**YOUR OBJECTIVE**: Copy each line of the entries that contains the word "JSON".

**TASK INPUTS**:
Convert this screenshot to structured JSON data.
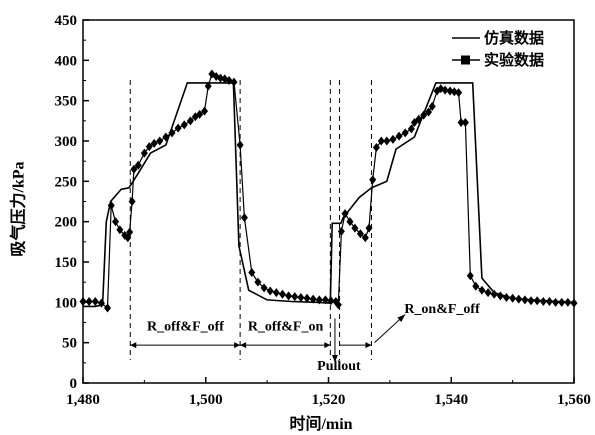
{
  "chart_data": {
    "type": "line",
    "xlabel": "时间/min",
    "ylabel": "吸气压力/kPa",
    "xlim": [
      1480,
      1560
    ],
    "ylim": [
      0,
      450
    ],
    "x_ticks": [
      1480,
      1500,
      1520,
      1540,
      1560
    ],
    "x_tick_labels": [
      "1,480",
      "1,500",
      "1,520",
      "1,540",
      "1,560"
    ],
    "y_ticks": [
      0,
      50,
      100,
      150,
      200,
      250,
      300,
      350,
      400,
      450
    ],
    "y_tick_labels": [
      "0",
      "50",
      "100",
      "150",
      "200",
      "250",
      "300",
      "350",
      "400",
      "450"
    ],
    "grid": false,
    "legend_position": "top-right",
    "series": [
      {
        "name": "仿真数据",
        "marker": "none",
        "points": [
          [
            1480,
            95
          ],
          [
            1482,
            95
          ],
          [
            1483.2,
            97
          ],
          [
            1483.8,
            200
          ],
          [
            1484.5,
            225
          ],
          [
            1486.2,
            240
          ],
          [
            1487.5,
            242
          ],
          [
            1489,
            260
          ],
          [
            1491,
            285
          ],
          [
            1493.5,
            295
          ],
          [
            1497,
            372
          ],
          [
            1504.5,
            372
          ],
          [
            1505.4,
            170
          ],
          [
            1507,
            115
          ],
          [
            1510,
            103
          ],
          [
            1514,
            101
          ],
          [
            1518,
            100
          ],
          [
            1520.3,
            99
          ],
          [
            1520.6,
            198
          ],
          [
            1522,
            198
          ],
          [
            1522.4,
            205
          ],
          [
            1525,
            230
          ],
          [
            1527,
            242
          ],
          [
            1529.5,
            250
          ],
          [
            1531,
            290
          ],
          [
            1534,
            305
          ],
          [
            1537.5,
            372
          ],
          [
            1543.5,
            372
          ],
          [
            1545,
            130
          ],
          [
            1547,
            112
          ],
          [
            1550,
            105
          ],
          [
            1555,
            102
          ],
          [
            1560,
            100
          ]
        ]
      },
      {
        "name": "实验数据",
        "marker": "diamond",
        "points": [
          [
            1480,
            101
          ],
          [
            1481,
            101
          ],
          [
            1482,
            101
          ],
          [
            1483,
            99
          ],
          [
            1484,
            93
          ],
          [
            1484.6,
            220
          ],
          [
            1485.3,
            200
          ],
          [
            1486,
            190
          ],
          [
            1486.8,
            183
          ],
          [
            1487.3,
            180
          ],
          [
            1487.6,
            187
          ],
          [
            1488,
            225
          ],
          [
            1488.3,
            265
          ],
          [
            1489,
            270
          ],
          [
            1490,
            285
          ],
          [
            1490.8,
            293
          ],
          [
            1491.6,
            297
          ],
          [
            1492.5,
            300
          ],
          [
            1493.5,
            305
          ],
          [
            1494.5,
            310
          ],
          [
            1495.5,
            316
          ],
          [
            1496.5,
            320
          ],
          [
            1497.5,
            325
          ],
          [
            1498.3,
            330
          ],
          [
            1499,
            333
          ],
          [
            1499.8,
            337
          ],
          [
            1500.4,
            368
          ],
          [
            1501,
            383
          ],
          [
            1501.7,
            380
          ],
          [
            1502.4,
            378
          ],
          [
            1503.1,
            377
          ],
          [
            1503.8,
            375
          ],
          [
            1504.6,
            373
          ],
          [
            1505.6,
            295
          ],
          [
            1506.3,
            205
          ],
          [
            1507.5,
            137
          ],
          [
            1508.5,
            125
          ],
          [
            1509.5,
            118
          ],
          [
            1510.5,
            114
          ],
          [
            1511.5,
            112
          ],
          [
            1512.5,
            110
          ],
          [
            1513.5,
            108
          ],
          [
            1514.5,
            107
          ],
          [
            1515.5,
            106
          ],
          [
            1516.5,
            105
          ],
          [
            1517.5,
            104
          ],
          [
            1518.5,
            103
          ],
          [
            1519.5,
            103
          ],
          [
            1520.4,
            102
          ],
          [
            1521.2,
            101
          ],
          [
            1521.6,
            97
          ],
          [
            1522.1,
            188
          ],
          [
            1522.7,
            210
          ],
          [
            1523.5,
            200
          ],
          [
            1524.3,
            192
          ],
          [
            1525.2,
            185
          ],
          [
            1526,
            180
          ],
          [
            1526.6,
            192
          ],
          [
            1527.2,
            252
          ],
          [
            1527.8,
            292
          ],
          [
            1528.6,
            300
          ],
          [
            1529.5,
            300
          ],
          [
            1530.5,
            302
          ],
          [
            1531.5,
            306
          ],
          [
            1532.5,
            310
          ],
          [
            1533.5,
            315
          ],
          [
            1534,
            323
          ],
          [
            1534.7,
            327
          ],
          [
            1535.5,
            332
          ],
          [
            1536.3,
            336
          ],
          [
            1536.9,
            343
          ],
          [
            1537.7,
            362
          ],
          [
            1538.3,
            365
          ],
          [
            1539,
            363
          ],
          [
            1539.8,
            362
          ],
          [
            1540.5,
            361
          ],
          [
            1541.2,
            360
          ],
          [
            1541.6,
            323
          ],
          [
            1542.3,
            323
          ],
          [
            1543.1,
            133
          ],
          [
            1544,
            120
          ],
          [
            1545,
            115
          ],
          [
            1546,
            112
          ],
          [
            1547,
            110
          ],
          [
            1548,
            108
          ],
          [
            1549,
            106
          ],
          [
            1550,
            105
          ],
          [
            1551,
            104
          ],
          [
            1552,
            103
          ],
          [
            1553,
            102
          ],
          [
            1554,
            102
          ],
          [
            1555,
            101
          ],
          [
            1556,
            101
          ],
          [
            1557,
            100
          ],
          [
            1558,
            100
          ],
          [
            1559,
            100
          ],
          [
            1560,
            99
          ]
        ]
      }
    ],
    "vertical_dashed_lines_x": [
      1487.7,
      1505.6,
      1520.3,
      1521.8,
      1527
    ],
    "annotations": [
      {
        "text": "R_off&F_off",
        "x": 1496.7,
        "y": 65
      },
      {
        "text": "R_off&F_on",
        "x": 1513,
        "y": 65
      },
      {
        "text": "Pullout",
        "x": 1521.7,
        "y": 16
      },
      {
        "text": "R_on&F_off",
        "x": 1538.5,
        "y": 87
      }
    ]
  }
}
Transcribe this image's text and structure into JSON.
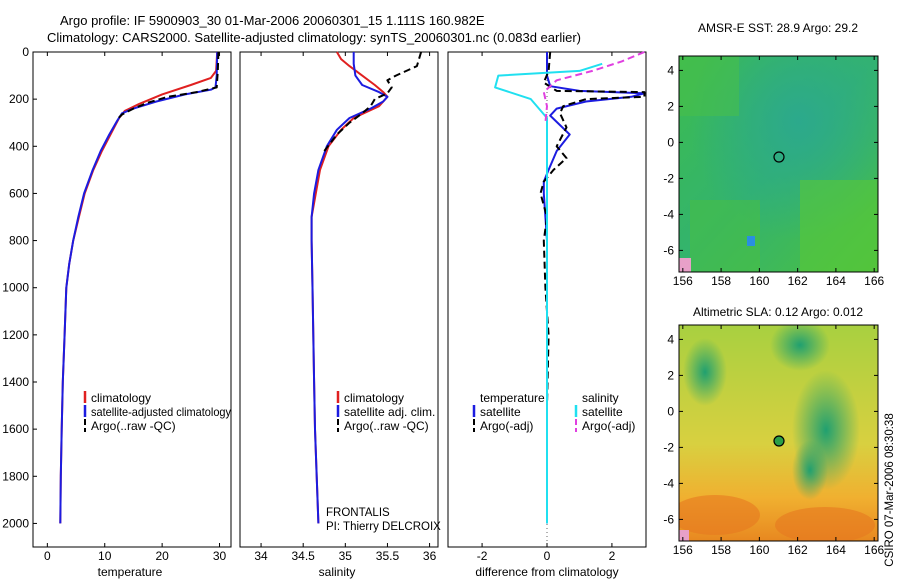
{
  "header": {
    "line1": "Argo profile: IF 5900903_30 01-Mar-2006 20060301_15 1.111S 160.982E",
    "line2": "Climatology: CARS2000. Satellite-adjusted climatology: synTS_20060301.nc (0.083d earlier)"
  },
  "colors": {
    "climatology": "#e02020",
    "satellite": "#1c1ce0",
    "argo": "#000000",
    "satellite_salinity": "#20e0f0",
    "argo_salinity": "#e040e0"
  },
  "chart_data": [
    {
      "type": "line",
      "xlabel": "temperature",
      "ylabel": "",
      "xlim": [
        -2.5,
        32
      ],
      "ylim": [
        2100,
        0
      ],
      "xticks": [
        0,
        10,
        20,
        30
      ],
      "yticks": [
        0,
        200,
        400,
        600,
        800,
        1000,
        1200,
        1400,
        1600,
        1800,
        2000
      ],
      "legend": [
        "climatology",
        "satellite-adjusted climatology",
        "Argo(..raw -QC)"
      ],
      "legend_position": "bottom-right",
      "series": [
        {
          "name": "climatology",
          "color": "#e02020",
          "dash": false,
          "x": [
            29.6,
            29.4,
            28.5,
            25,
            20,
            16,
            13.5,
            12.5,
            11,
            9.5,
            8,
            6.5,
            5.5,
            4.5,
            3.8,
            3.3,
            3.0,
            2.7,
            2.5,
            2.35,
            2.25
          ],
          "y": [
            0,
            80,
            110,
            140,
            180,
            220,
            250,
            280,
            350,
            420,
            500,
            600,
            700,
            800,
            900,
            1000,
            1200,
            1400,
            1600,
            1800,
            2000
          ]
        },
        {
          "name": "satellite-adjusted climatology",
          "color": "#1c1ce0",
          "dash": false,
          "x": [
            29.6,
            29.5,
            29.3,
            28.5,
            24,
            19,
            15,
            13,
            12.2,
            10.8,
            9.3,
            7.9,
            6.4,
            5.4,
            4.5,
            3.8,
            3.3,
            3.0,
            2.7,
            2.5,
            2.35,
            2.25
          ],
          "y": [
            0,
            100,
            150,
            160,
            180,
            210,
            240,
            260,
            290,
            350,
            420,
            500,
            600,
            700,
            800,
            900,
            1000,
            1200,
            1400,
            1600,
            1800,
            2000
          ]
        },
        {
          "name": "Argo(..raw -QC)",
          "color": "#000000",
          "dash": true,
          "x": [
            29.8,
            29.7,
            29.5,
            26,
            21,
            17.5,
            15,
            13,
            12
          ],
          "y": [
            0,
            80,
            150,
            170,
            190,
            215,
            240,
            265,
            290
          ]
        }
      ]
    },
    {
      "type": "line",
      "xlabel": "salinity",
      "ylabel": "",
      "xlim": [
        33.75,
        36.1
      ],
      "ylim": [
        2100,
        0
      ],
      "xticks": [
        34,
        34.5,
        35,
        35.5,
        36
      ],
      "legend": [
        "climatology",
        "satellite adj. clim.",
        "Argo(..raw -QC)"
      ],
      "legend_position": "bottom-right",
      "annotation": [
        "FRONTALIS",
        "PI: Thierry DELCROIX"
      ],
      "series": [
        {
          "name": "climatology",
          "color": "#e02020",
          "dash": false,
          "x": [
            34.9,
            34.95,
            35.05,
            35.2,
            35.35,
            35.45,
            35.5,
            35.4,
            35.1,
            34.95,
            34.8,
            34.7,
            34.65,
            34.6,
            34.6,
            34.61,
            34.62,
            34.63,
            34.64,
            34.66,
            34.68
          ],
          "y": [
            0,
            30,
            60,
            100,
            140,
            170,
            190,
            230,
            280,
            330,
            400,
            500,
            600,
            700,
            800,
            1000,
            1200,
            1400,
            1600,
            1800,
            2000
          ]
        },
        {
          "name": "satellite adj. clim.",
          "color": "#1c1ce0",
          "dash": false,
          "x": [
            35.1,
            35.1,
            35.12,
            35.2,
            35.4,
            35.5,
            35.45,
            35.3,
            35.05,
            34.9,
            34.78,
            34.68,
            34.63,
            34.6,
            34.6,
            34.61,
            34.62,
            34.63,
            34.64,
            34.66,
            34.68
          ],
          "y": [
            0,
            50,
            100,
            140,
            170,
            190,
            210,
            240,
            280,
            330,
            400,
            500,
            600,
            700,
            800,
            1000,
            1200,
            1400,
            1600,
            1800,
            2000
          ]
        },
        {
          "name": "Argo(..raw -QC)",
          "color": "#000000",
          "dash": true,
          "x": [
            35.9,
            35.85,
            35.6,
            35.5,
            35.55,
            35.5,
            35.35,
            35.3,
            35.2,
            35.05,
            34.9,
            34.75
          ],
          "y": [
            0,
            60,
            100,
            120,
            150,
            175,
            200,
            230,
            260,
            300,
            350,
            420
          ]
        }
      ]
    },
    {
      "type": "line",
      "xlabel": "difference from climatology",
      "ylabel": "",
      "xlim": [
        -3.05,
        3.05
      ],
      "ylim": [
        2100,
        0
      ],
      "xticks": [
        -2,
        0,
        2
      ],
      "legend": [
        "temperature",
        "satellite",
        "Argo(-adj)",
        "salinity",
        "satellite",
        "Argo(-adj)"
      ],
      "legend_position": "bottom",
      "series": [
        {
          "name": "satellite",
          "color": "#1c1ce0",
          "dash": false,
          "x": [
            0,
            0,
            0.1,
            1.0,
            3.0,
            2.6,
            1.2,
            0.3,
            0.1,
            0.7,
            0.3,
            0.05,
            -0.1,
            -0.1,
            -0.05,
            0,
            0,
            0,
            0,
            0,
            0,
            0
          ],
          "y": [
            0,
            100,
            145,
            165,
            175,
            190,
            210,
            240,
            270,
            350,
            420,
            500,
            550,
            600,
            700,
            800,
            1000,
            1200,
            1400,
            1600,
            1800,
            2000
          ]
        },
        {
          "name": "Argo(-adj)",
          "color": "#000000",
          "dash": true,
          "x": [
            0.1,
            0.05,
            -0.1,
            0.3,
            3.0,
            3.0,
            1.2,
            0.5,
            0.4,
            0.6,
            0.3,
            0.6,
            0.2,
            -0.1,
            -0.2,
            0.0,
            -0.1,
            -0.05,
            0.05,
            0.0
          ],
          "y": [
            0,
            80,
            130,
            165,
            170,
            190,
            200,
            230,
            260,
            320,
            400,
            450,
            500,
            550,
            600,
            700,
            800,
            1000,
            1200,
            1500
          ]
        },
        {
          "name": "satellite",
          "color": "#20e0f0",
          "dash": false,
          "x": [
            1.7,
            1.0,
            -1.5,
            -1.6,
            -0.5,
            0.0,
            0.0,
            0.0,
            0.0,
            0.0,
            0.0,
            0.0,
            0.0,
            0.0
          ],
          "y": [
            50,
            80,
            100,
            150,
            200,
            280,
            400,
            600,
            800,
            1000,
            1200,
            1400,
            1600,
            2000
          ]
        },
        {
          "name": "Argo(-adj)",
          "color": "#e040e0",
          "dash": true,
          "x": [
            3.0,
            2.3,
            1.4,
            0.3,
            -0.1,
            0.0,
            -0.05
          ],
          "y": [
            0,
            40,
            80,
            120,
            170,
            230,
            300
          ]
        }
      ]
    },
    {
      "type": "heatmap",
      "title": "AMSR-E SST: 28.9 Argo: 29.2",
      "xlim": [
        155.8,
        166.2
      ],
      "ylim": [
        -7.2,
        4.8
      ],
      "xticks": [
        156,
        158,
        160,
        162,
        164,
        166
      ],
      "yticks": [
        -6,
        -4,
        -2,
        0,
        2,
        4
      ],
      "marker": {
        "lon": 160.982,
        "lat": -1.111
      }
    },
    {
      "type": "heatmap",
      "title": "Altimetric SLA: 0.12 Argo: 0.012",
      "xlim": [
        155.8,
        166.2
      ],
      "ylim": [
        -7.2,
        4.8
      ],
      "xticks": [
        156,
        158,
        160,
        162,
        164,
        166
      ],
      "yticks": [
        -6,
        -4,
        -2,
        0,
        2,
        4
      ],
      "marker": {
        "lon": 160.982,
        "lat": -1.111
      },
      "side_label": "CSIRO 07-Mar-2006 08:30:38"
    }
  ]
}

**SOLUTION TO THE PROBLEM**:
Convert this screenshot to structured JSON data.
Transcribe this image's text and structure into JSON.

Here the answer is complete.